Material provided:
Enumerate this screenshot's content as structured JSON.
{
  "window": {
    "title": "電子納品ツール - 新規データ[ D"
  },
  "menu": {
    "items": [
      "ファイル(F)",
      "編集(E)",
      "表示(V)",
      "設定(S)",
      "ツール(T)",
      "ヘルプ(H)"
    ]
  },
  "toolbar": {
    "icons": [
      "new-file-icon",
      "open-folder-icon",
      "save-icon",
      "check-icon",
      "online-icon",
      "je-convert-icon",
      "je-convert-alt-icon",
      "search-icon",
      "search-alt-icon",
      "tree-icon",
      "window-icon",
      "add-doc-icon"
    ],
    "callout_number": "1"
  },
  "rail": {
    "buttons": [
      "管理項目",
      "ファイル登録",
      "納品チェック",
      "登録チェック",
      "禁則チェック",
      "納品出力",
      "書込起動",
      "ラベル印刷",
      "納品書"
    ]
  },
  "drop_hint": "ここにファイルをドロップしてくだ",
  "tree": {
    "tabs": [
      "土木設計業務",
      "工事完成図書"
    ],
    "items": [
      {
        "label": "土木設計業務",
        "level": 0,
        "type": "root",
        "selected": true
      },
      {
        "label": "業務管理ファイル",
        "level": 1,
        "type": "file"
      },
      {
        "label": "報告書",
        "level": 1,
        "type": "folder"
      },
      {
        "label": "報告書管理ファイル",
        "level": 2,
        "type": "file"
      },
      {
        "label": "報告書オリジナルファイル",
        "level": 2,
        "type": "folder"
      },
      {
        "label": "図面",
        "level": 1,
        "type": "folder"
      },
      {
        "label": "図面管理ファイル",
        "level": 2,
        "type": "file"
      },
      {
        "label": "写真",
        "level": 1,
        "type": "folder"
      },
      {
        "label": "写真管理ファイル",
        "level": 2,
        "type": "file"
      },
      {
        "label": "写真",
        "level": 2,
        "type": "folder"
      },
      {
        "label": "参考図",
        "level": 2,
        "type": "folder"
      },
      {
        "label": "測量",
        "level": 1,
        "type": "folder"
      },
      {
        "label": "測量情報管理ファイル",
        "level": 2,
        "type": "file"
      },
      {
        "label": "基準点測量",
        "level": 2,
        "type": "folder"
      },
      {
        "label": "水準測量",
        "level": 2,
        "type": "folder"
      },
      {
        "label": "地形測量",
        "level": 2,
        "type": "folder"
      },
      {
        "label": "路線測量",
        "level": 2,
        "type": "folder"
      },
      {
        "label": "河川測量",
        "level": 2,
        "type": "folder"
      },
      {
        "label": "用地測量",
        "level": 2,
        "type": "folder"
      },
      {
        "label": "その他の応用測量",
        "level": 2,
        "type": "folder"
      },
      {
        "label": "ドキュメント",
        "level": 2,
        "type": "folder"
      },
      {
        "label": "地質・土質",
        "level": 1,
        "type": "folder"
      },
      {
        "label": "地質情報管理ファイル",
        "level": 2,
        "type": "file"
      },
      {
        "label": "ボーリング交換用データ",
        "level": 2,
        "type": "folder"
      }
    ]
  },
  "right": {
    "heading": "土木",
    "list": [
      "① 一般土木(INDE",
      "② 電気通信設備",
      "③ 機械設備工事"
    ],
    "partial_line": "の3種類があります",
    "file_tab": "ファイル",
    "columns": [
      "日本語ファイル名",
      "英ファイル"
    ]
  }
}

Task instructions: All of the entries above need to be reproduced exactly.

Result below:
Enumerate this screenshot's content as structured JSON.
{
  "window": {
    "title": "電子納品ツール - 新規データ[ D"
  },
  "menu": {
    "items": [
      "ファイル(F)",
      "編集(E)",
      "表示(V)",
      "設定(S)",
      "ツール(T)",
      "ヘルプ(H)"
    ]
  },
  "toolbar": {
    "icons": [
      "new-file-icon",
      "open-folder-icon",
      "save-icon",
      "check-icon",
      "online-icon",
      "je-convert-icon",
      "je-convert-alt-icon",
      "search-icon",
      "search-alt-icon",
      "tree-icon",
      "window-icon",
      "add-doc-icon"
    ],
    "callout_number": "1"
  },
  "rail": {
    "buttons": [
      "管理項目",
      "ファイル登録",
      "納品チェック",
      "登録チェック",
      "禁則チェック",
      "納品出力",
      "書込起動",
      "ラベル印刷",
      "納品書"
    ]
  },
  "drop_hint": "ここにファイルをドロップしてくだ",
  "tree": {
    "tabs": [
      "土木設計業務",
      "工事完成図書"
    ],
    "items": [
      {
        "label": "土木設計業務",
        "level": 0,
        "type": "root",
        "selected": true
      },
      {
        "label": "業務管理ファイル",
        "level": 1,
        "type": "file"
      },
      {
        "label": "報告書",
        "level": 1,
        "type": "folder"
      },
      {
        "label": "報告書管理ファイル",
        "level": 2,
        "type": "file"
      },
      {
        "label": "報告書オリジナルファイル",
        "level": 2,
        "type": "folder"
      },
      {
        "label": "図面",
        "level": 1,
        "type": "folder"
      },
      {
        "label": "図面管理ファイル",
        "level": 2,
        "type": "file"
      },
      {
        "label": "写真",
        "level": 1,
        "type": "folder"
      },
      {
        "label": "写真管理ファイル",
        "level": 2,
        "type": "file"
      },
      {
        "label": "写真",
        "level": 2,
        "type": "folder"
      },
      {
        "label": "参考図",
        "level": 2,
        "type": "folder"
      },
      {
        "label": "測量",
        "level": 1,
        "type": "folder"
      },
      {
        "label": "測量情報管理ファイル",
        "level": 2,
        "type": "file"
      },
      {
        "label": "基準点測量",
        "level": 2,
        "type": "folder"
      },
      {
        "label": "水準測量",
        "level": 2,
        "type": "folder"
      },
      {
        "label": "地形測量",
        "level": 2,
        "type": "folder"
      },
      {
        "label": "路線測量",
        "level": 2,
        "type": "folder"
      },
      {
        "label": "河川測量",
        "level": 2,
        "type": "folder"
      },
      {
        "label": "用地測量",
        "level": 2,
        "type": "folder"
      },
      {
        "label": "その他の応用測量",
        "level": 2,
        "type": "folder"
      },
      {
        "label": "ドキュメント",
        "level": 2,
        "type": "folder"
      },
      {
        "label": "地質・土質",
        "level": 1,
        "type": "folder"
      },
      {
        "label": "地質情報管理ファイル",
        "level": 2,
        "type": "file"
      },
      {
        "label": "ボーリング交換用データ",
        "level": 2,
        "type": "folder"
      }
    ]
  },
  "right": {
    "heading": "土木",
    "list": [
      "① 一般土木(INDE",
      "② 電気通信設備",
      "③ 機械設備工事"
    ],
    "partial_line": "の3種類があります",
    "file_tab": "ファイル",
    "columns": [
      "日本語ファイル名",
      "英ファイル"
    ]
  }
}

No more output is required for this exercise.